Task goal: Copy the records word for word, from the line with "Output each element" to the line with "y-tick-label: 16250 xyxy=(115,831,225,871)", both included, and leave out the pictures.
───── Provided data ─────
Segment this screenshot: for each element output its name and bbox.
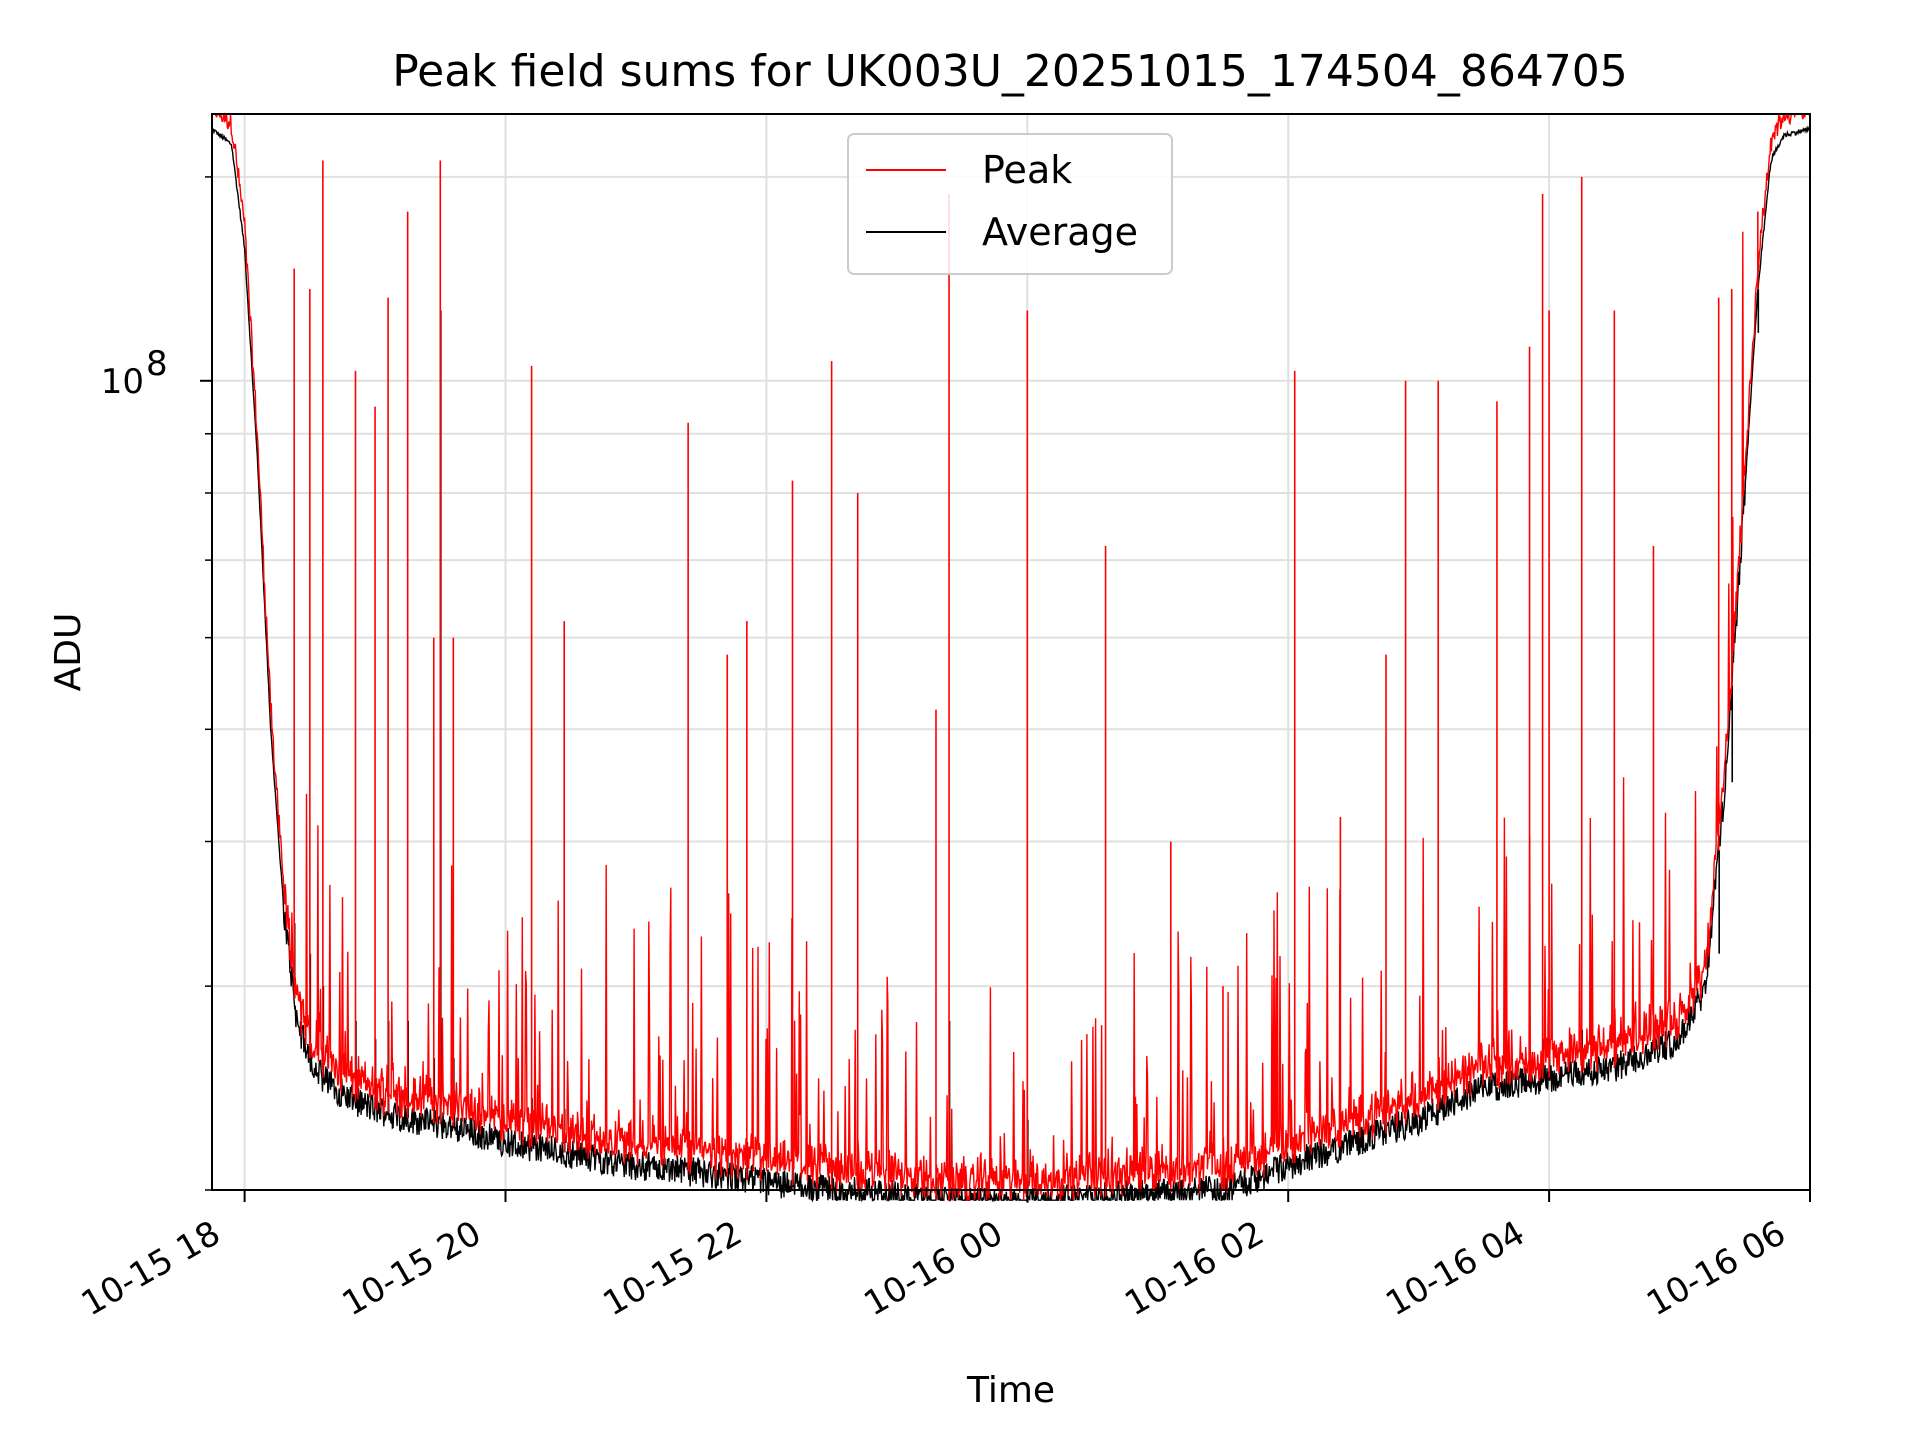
─────
───── Provided data ─────
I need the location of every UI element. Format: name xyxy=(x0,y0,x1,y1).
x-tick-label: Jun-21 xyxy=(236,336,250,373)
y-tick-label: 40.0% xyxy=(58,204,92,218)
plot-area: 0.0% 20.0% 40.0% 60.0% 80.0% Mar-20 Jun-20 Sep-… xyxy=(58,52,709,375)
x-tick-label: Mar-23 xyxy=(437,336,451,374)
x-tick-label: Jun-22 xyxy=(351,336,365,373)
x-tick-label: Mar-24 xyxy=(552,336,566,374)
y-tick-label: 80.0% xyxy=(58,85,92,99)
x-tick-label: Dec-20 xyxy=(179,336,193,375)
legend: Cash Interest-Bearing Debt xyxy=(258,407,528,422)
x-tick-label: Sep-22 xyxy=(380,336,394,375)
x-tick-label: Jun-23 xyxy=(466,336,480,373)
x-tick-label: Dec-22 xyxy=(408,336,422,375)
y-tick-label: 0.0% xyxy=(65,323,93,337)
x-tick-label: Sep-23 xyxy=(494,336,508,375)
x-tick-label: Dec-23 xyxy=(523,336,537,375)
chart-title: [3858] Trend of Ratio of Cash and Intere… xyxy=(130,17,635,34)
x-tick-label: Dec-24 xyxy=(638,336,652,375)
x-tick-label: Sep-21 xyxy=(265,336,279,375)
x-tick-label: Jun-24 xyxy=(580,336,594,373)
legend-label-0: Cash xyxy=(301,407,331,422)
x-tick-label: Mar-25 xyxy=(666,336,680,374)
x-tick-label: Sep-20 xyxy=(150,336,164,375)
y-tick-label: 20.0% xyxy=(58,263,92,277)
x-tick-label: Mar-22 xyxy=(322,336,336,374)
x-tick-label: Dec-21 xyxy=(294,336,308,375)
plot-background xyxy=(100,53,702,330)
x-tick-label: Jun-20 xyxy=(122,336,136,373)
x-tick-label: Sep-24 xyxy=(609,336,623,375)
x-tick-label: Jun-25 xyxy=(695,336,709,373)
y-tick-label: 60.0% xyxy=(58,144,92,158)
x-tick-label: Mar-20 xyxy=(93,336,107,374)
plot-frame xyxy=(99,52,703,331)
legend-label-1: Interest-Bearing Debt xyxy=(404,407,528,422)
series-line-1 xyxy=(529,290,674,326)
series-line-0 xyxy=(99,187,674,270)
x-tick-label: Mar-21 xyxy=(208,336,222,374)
─────
───── Provided data ─────
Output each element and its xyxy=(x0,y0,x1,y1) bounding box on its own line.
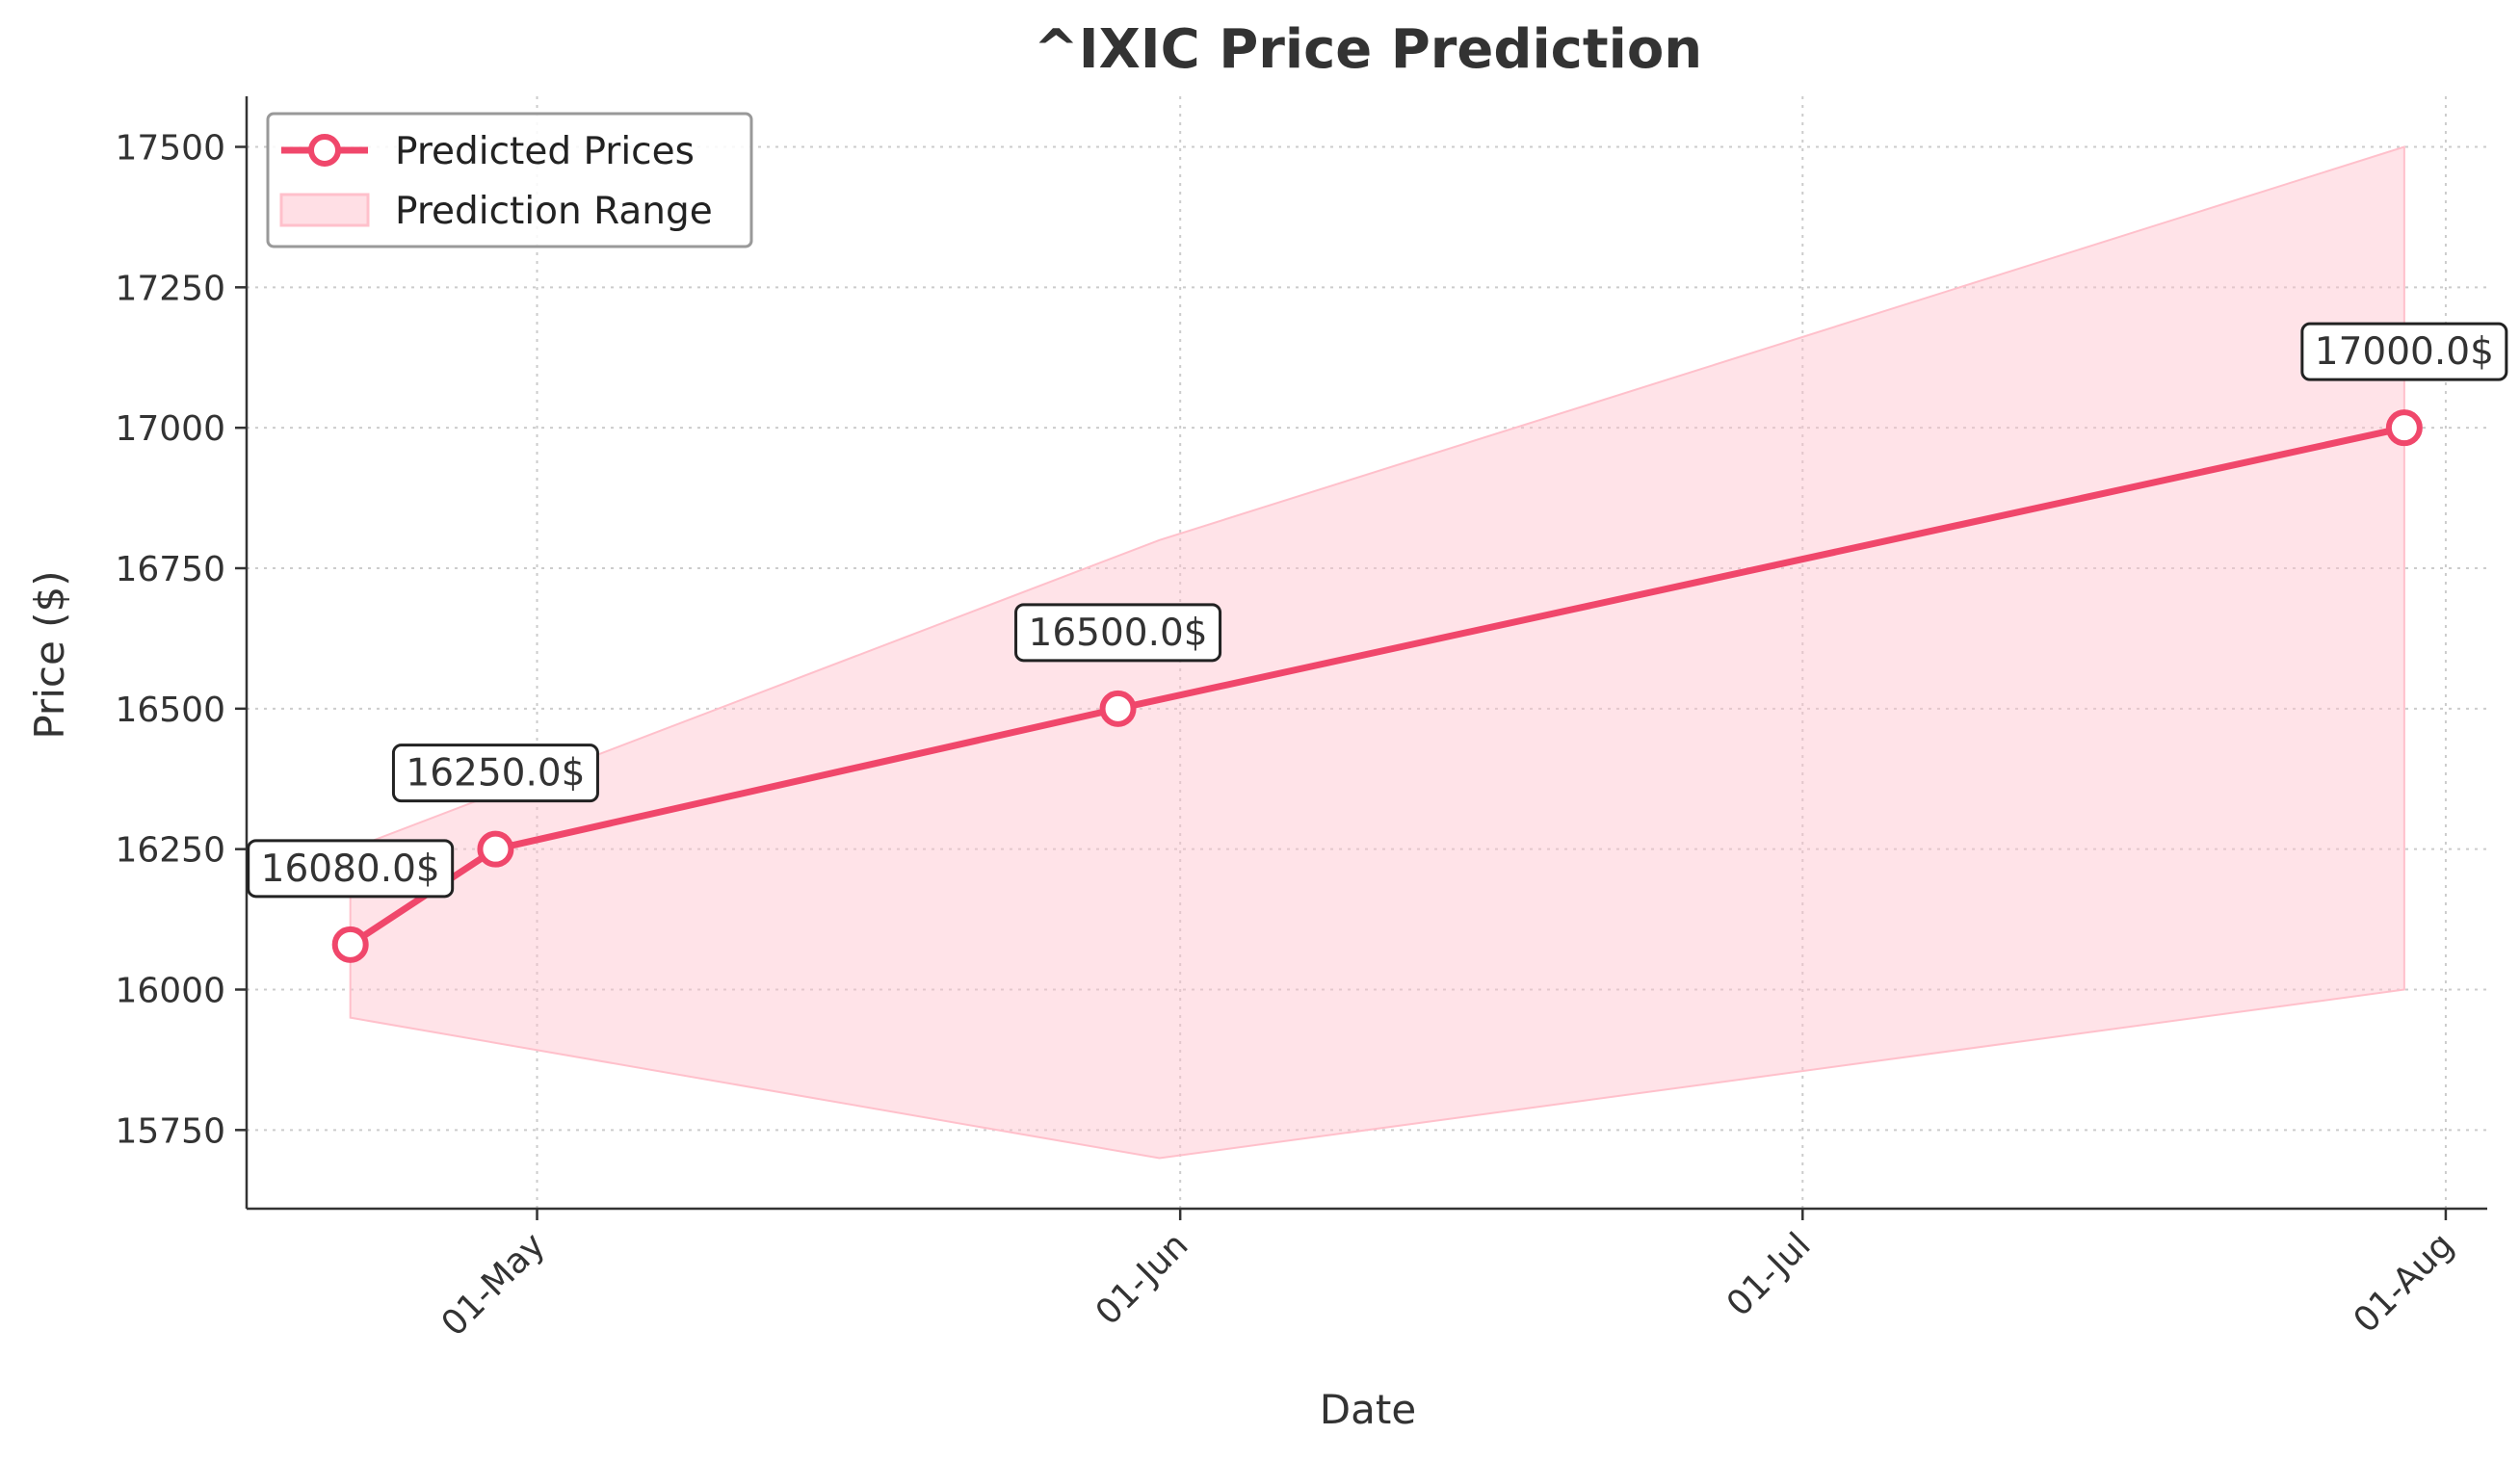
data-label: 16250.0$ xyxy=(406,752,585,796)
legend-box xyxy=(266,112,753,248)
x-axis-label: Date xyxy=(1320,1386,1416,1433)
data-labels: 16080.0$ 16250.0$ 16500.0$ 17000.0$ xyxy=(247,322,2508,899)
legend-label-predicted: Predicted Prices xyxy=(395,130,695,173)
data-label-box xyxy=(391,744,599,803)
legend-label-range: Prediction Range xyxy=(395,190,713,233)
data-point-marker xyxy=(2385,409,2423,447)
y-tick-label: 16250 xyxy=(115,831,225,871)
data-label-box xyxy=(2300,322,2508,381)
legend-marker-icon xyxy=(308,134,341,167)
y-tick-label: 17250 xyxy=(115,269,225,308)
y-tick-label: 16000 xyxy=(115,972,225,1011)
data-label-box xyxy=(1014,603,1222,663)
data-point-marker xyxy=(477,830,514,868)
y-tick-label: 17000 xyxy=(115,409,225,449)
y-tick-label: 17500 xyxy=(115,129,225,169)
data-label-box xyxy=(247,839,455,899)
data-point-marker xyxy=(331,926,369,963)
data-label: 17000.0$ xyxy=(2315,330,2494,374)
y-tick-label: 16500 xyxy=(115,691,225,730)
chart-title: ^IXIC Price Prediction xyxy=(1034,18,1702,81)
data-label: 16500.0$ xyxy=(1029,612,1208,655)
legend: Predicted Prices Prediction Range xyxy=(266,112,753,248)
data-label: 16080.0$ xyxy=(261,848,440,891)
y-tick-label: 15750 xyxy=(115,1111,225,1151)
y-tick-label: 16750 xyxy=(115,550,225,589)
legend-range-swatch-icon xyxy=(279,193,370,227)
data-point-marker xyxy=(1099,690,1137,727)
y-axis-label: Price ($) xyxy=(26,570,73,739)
─────
Exercise result:
Output each element and its xyxy=(x0,y0,x1,y1) bounding box on its own line.
data-label: 16250.0$ xyxy=(406,752,585,796)
legend-box xyxy=(266,112,753,248)
x-axis-label: Date xyxy=(1320,1386,1416,1433)
data-labels: 16080.0$ 16250.0$ 16500.0$ 17000.0$ xyxy=(247,322,2508,899)
legend-label-predicted: Predicted Prices xyxy=(395,130,695,173)
data-label-box xyxy=(391,744,599,803)
legend-label-range: Prediction Range xyxy=(395,190,713,233)
data-point-marker xyxy=(2385,409,2423,447)
y-tick-label: 16250 xyxy=(115,831,225,871)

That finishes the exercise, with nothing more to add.